### Your instructions:
Show only lines that include "почти".

(Some records)
>>
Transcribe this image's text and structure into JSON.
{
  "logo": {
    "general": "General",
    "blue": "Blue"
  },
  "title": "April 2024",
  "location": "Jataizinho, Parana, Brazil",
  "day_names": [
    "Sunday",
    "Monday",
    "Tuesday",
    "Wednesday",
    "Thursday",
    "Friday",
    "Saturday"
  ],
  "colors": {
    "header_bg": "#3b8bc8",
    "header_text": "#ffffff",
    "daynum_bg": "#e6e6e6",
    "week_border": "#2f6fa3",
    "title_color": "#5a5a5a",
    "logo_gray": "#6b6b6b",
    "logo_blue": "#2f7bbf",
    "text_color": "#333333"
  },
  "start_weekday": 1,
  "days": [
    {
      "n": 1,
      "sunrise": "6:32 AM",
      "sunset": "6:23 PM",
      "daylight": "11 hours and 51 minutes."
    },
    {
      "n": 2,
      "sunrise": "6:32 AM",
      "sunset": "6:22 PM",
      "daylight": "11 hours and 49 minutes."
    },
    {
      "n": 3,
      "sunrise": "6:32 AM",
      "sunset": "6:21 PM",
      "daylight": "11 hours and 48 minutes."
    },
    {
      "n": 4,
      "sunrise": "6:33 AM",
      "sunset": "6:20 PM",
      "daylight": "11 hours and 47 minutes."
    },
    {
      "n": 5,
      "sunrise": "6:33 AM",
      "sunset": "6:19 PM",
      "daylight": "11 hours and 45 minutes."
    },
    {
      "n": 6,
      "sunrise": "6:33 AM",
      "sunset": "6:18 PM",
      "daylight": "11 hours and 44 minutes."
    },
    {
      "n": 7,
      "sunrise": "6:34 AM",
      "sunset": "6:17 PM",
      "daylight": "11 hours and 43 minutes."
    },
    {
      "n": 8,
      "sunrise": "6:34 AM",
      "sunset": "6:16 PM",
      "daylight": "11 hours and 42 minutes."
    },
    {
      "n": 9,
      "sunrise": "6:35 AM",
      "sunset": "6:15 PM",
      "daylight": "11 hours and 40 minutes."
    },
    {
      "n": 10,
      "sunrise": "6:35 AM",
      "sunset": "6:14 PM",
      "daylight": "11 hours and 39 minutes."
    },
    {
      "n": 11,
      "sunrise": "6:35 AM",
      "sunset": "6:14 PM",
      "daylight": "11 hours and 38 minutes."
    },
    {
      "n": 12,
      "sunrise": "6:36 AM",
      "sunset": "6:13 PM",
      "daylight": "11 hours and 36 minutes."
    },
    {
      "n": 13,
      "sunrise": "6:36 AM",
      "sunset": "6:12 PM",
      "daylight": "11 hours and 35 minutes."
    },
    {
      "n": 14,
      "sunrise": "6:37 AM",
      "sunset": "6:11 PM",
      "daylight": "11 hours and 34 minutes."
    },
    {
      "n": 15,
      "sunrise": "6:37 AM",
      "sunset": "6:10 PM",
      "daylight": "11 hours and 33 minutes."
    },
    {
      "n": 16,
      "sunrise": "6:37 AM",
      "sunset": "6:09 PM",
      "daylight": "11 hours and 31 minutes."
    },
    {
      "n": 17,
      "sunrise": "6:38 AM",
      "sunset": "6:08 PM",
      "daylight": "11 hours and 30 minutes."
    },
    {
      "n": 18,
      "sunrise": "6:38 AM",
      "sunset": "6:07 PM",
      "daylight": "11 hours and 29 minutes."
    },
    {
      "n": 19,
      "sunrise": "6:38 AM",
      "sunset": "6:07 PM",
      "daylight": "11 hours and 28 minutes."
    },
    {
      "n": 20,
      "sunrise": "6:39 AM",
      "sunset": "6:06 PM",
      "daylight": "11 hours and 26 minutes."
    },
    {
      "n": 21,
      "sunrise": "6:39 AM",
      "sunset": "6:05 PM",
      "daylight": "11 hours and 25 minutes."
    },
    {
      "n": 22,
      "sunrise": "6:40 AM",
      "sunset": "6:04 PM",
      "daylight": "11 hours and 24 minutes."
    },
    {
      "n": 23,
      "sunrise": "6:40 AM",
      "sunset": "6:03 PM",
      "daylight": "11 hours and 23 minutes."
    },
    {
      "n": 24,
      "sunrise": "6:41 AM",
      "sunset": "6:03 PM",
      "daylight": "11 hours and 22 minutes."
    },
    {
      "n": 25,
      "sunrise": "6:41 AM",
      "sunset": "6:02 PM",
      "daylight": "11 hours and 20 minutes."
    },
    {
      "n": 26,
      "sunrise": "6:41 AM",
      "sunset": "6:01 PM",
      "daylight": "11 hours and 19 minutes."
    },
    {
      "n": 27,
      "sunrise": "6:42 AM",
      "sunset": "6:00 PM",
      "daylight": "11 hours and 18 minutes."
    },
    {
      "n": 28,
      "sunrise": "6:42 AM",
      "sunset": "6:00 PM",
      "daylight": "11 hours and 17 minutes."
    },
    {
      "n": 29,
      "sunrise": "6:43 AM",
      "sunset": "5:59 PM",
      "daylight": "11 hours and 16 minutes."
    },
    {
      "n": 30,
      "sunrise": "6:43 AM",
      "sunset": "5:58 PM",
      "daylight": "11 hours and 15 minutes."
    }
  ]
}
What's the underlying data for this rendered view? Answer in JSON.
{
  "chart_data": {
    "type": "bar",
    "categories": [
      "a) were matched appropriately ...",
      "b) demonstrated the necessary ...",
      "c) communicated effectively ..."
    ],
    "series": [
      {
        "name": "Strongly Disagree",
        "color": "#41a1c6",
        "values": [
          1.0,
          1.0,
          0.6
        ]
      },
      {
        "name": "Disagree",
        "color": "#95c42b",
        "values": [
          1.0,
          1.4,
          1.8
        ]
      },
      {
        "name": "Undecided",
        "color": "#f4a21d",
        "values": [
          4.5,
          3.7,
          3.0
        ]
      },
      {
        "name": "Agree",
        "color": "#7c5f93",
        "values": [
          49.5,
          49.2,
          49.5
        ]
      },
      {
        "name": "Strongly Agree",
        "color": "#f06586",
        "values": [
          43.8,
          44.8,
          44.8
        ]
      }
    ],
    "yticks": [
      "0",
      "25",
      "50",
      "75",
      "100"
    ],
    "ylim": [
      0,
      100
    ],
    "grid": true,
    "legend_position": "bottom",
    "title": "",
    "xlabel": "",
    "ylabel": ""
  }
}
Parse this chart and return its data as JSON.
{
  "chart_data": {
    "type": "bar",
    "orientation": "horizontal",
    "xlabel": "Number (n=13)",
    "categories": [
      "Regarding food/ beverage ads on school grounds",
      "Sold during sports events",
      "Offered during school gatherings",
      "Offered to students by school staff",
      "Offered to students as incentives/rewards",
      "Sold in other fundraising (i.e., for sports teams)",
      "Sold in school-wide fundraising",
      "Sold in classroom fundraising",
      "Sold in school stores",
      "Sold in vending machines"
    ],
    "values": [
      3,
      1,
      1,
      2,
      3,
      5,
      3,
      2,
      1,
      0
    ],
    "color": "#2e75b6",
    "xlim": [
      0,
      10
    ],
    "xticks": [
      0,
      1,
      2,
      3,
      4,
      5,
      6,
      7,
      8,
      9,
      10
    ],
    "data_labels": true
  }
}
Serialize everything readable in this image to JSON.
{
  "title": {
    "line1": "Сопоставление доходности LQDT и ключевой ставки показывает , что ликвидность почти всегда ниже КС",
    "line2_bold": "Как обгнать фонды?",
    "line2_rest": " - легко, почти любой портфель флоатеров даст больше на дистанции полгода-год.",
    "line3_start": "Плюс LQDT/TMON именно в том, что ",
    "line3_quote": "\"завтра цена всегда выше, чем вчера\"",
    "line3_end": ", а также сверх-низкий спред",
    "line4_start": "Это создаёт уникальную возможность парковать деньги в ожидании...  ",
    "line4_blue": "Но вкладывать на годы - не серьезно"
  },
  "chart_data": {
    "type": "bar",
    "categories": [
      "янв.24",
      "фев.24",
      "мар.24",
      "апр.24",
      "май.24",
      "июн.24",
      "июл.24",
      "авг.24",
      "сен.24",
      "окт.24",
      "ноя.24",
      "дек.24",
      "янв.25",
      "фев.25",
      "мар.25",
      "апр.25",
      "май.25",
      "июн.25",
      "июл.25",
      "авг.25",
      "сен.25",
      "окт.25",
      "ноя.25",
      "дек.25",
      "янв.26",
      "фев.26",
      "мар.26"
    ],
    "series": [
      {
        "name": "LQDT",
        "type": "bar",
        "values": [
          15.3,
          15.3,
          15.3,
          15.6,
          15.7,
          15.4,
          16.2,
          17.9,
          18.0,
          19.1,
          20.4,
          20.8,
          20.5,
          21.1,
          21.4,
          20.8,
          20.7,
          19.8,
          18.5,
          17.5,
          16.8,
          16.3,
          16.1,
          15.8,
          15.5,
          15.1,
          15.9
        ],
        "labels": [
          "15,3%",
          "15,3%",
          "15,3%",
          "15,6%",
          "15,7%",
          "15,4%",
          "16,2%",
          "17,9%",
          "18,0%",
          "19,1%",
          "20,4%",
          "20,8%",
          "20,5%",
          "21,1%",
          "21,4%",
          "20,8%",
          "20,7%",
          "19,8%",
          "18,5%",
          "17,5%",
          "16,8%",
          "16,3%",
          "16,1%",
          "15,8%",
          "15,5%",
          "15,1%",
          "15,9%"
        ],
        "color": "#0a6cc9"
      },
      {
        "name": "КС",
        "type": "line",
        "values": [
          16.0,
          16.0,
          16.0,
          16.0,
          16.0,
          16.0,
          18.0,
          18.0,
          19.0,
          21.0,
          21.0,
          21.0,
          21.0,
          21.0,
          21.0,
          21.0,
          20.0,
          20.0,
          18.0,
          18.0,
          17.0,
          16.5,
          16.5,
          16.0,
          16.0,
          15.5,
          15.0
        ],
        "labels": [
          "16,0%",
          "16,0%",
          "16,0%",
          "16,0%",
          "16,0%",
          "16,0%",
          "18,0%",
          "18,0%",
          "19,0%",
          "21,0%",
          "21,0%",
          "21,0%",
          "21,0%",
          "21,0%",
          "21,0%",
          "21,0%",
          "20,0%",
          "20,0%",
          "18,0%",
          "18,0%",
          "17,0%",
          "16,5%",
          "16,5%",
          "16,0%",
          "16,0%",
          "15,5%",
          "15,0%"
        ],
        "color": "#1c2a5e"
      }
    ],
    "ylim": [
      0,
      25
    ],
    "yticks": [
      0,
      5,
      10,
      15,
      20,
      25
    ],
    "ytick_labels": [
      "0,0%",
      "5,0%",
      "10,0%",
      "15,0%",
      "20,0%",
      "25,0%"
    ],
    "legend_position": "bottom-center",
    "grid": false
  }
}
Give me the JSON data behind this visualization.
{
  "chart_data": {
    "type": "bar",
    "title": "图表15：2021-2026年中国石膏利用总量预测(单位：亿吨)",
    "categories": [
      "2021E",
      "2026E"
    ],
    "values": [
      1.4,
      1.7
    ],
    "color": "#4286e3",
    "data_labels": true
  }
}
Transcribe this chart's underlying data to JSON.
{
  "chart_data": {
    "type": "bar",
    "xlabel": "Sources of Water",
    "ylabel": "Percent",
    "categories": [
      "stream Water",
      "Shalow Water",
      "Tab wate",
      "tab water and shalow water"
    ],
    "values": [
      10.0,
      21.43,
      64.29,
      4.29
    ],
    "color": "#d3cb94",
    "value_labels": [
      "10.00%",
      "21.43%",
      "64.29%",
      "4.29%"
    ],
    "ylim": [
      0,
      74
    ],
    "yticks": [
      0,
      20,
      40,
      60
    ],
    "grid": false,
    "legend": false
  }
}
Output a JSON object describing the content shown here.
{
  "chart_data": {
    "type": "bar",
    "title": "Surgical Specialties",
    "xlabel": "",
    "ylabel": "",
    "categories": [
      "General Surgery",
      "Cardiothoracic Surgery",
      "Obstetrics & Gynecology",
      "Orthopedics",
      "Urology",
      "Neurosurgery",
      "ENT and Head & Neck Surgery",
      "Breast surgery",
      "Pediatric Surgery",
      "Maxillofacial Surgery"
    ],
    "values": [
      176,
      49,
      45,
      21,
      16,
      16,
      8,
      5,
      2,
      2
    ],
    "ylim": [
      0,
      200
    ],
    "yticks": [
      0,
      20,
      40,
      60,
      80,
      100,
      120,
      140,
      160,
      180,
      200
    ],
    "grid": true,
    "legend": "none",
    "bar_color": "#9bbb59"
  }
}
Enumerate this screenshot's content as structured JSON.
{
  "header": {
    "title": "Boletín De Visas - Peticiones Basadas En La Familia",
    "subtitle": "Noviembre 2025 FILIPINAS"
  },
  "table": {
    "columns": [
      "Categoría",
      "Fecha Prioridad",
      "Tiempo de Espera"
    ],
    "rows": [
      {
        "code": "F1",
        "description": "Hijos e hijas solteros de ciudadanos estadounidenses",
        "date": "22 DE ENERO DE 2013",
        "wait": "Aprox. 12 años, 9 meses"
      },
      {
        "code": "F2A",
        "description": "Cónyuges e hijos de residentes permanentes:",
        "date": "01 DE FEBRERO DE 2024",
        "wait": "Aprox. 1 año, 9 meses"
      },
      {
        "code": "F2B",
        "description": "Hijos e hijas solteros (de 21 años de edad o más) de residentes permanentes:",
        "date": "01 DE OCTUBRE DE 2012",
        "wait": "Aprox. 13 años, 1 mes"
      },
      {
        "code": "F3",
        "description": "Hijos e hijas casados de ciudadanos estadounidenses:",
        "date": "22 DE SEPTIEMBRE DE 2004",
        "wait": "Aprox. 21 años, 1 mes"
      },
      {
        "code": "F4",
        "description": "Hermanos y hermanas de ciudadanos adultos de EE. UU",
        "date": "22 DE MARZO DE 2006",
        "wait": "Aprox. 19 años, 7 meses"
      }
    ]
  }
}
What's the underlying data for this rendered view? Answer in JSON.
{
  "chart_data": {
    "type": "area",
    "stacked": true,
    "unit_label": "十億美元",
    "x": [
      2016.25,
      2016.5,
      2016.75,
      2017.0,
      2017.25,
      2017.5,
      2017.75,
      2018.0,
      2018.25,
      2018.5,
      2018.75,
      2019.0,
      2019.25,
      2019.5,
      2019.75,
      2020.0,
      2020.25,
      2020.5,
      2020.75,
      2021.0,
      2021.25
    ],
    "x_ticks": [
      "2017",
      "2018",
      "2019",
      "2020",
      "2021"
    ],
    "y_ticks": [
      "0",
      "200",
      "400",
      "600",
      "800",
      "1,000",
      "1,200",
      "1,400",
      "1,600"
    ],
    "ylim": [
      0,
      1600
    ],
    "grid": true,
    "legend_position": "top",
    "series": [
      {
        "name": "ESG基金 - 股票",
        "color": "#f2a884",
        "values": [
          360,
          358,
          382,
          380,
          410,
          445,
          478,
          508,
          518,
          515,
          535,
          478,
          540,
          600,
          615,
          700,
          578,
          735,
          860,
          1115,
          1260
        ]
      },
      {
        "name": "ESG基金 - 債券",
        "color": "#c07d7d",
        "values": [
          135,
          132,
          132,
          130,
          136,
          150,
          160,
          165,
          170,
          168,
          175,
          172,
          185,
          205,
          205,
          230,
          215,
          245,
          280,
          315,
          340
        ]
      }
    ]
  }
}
<<
### Complete answer:
    "line1": "Сопоставление доходности LQDT и ключевой ставки показывает , что ликвидность почти всегда ниже КС",
    "line2_rest": " - легко, почти любой портфель флоатеров даст больше на дистанции полгода-год.",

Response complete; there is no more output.